Task requirements ▸ Write down each entry again, exactly as it reads.

Records for this exercise ▸
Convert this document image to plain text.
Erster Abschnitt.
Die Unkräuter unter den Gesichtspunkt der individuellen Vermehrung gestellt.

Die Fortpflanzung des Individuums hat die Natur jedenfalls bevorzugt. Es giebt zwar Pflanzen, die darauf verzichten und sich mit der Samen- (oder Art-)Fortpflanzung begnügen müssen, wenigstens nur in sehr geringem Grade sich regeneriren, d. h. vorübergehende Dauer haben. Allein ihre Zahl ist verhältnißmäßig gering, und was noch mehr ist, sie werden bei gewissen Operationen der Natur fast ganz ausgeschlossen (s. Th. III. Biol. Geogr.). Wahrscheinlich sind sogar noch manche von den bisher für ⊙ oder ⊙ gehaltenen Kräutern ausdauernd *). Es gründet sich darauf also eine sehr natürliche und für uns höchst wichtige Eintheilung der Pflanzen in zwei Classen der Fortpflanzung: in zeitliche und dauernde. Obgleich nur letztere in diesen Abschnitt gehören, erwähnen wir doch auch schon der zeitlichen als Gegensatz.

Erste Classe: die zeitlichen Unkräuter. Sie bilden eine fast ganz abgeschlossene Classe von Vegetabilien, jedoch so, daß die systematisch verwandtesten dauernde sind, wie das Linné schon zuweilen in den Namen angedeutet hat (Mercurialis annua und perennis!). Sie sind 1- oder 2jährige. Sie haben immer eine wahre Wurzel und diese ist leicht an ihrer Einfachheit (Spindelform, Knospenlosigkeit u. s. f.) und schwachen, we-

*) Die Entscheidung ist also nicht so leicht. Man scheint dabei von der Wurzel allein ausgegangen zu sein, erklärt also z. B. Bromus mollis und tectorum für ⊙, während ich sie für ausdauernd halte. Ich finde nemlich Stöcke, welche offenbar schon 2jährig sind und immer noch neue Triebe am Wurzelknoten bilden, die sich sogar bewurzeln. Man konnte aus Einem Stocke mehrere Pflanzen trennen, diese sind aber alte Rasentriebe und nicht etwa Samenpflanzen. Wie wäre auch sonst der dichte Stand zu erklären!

Answer for the task ▸
Convert this document image to plain text.
Erster Abschnitt.
Die Unkräuter unter den Gesichtspunkt der individuellen Vermehrung gestellt.

Die Fortpflanzung des Individuums hat die Natur jedenfalls bevorzugt. Es giebt zwar Pflanzen, die darauf verzichten und sich mit der Samen- (oder Art-)Fortpflanzung begnügen müssen, wenigstens nur in sehr geringem Grade sich regeneriren, d. h. vorübergehende Dauer haben. Allein ihre Zahl ist verhältnißmäßig gering, und was noch mehr ist, sie werden bei gewissen Operationen der Natur fast ganz ausgeschlossen (s. Th. III. Biol. Geogr.). Wahrscheinlich sind sogar noch manche von den bisher für ⊙ oder ⊙ gehaltenen Kräutern ausdauernd *). Es gründet sich darauf also eine sehr natürliche und für uns höchst wichtige Eintheilung der Pflanzen in zwei Classen der Fortpflanzung: in zeitliche und dauernde. Obgleich nur letztere in diesen Abschnitt gehören, erwähnen wir doch auch schon der zeitlichen als Gegensatz.

Erste Classe: die zeitlichen Unkräuter. Sie bilden eine fast ganz abgeschlossene Classe von Vegetabilien, jedoch so, daß die systematisch verwandtesten dauernde sind, wie das Linné schon zuweilen in den Namen angedeutet hat (Mercurialis annua und perennis!). Sie sind 1- oder 2jährige. Sie haben immer eine wahre Wurzel und diese ist leicht an ihrer Einfachheit (Spindelform, Knospenlosigkeit u. s. f.) und schwachen, we-

*) Die Entscheidung ist also nicht so leicht. Man scheint dabei von der Wurzel allein ausgegangen zu sein, erklärt also z. B. Bromus mollis und tectorum für ⊙, während ich sie für ausdauernd halte. Ich finde nemlich Stöcke, welche offenbar schon 2jährig sind und immer noch neue Triebe am Wurzelknoten bilden, die sich sogar bewurzeln. Man konnte aus Einem Stocke mehrere Pflanzen trennen, diese sind aber alte Rasentriebe und nicht etwa Samenpflanzen. Wie wäre auch sonst der dichte Stand zu erklären!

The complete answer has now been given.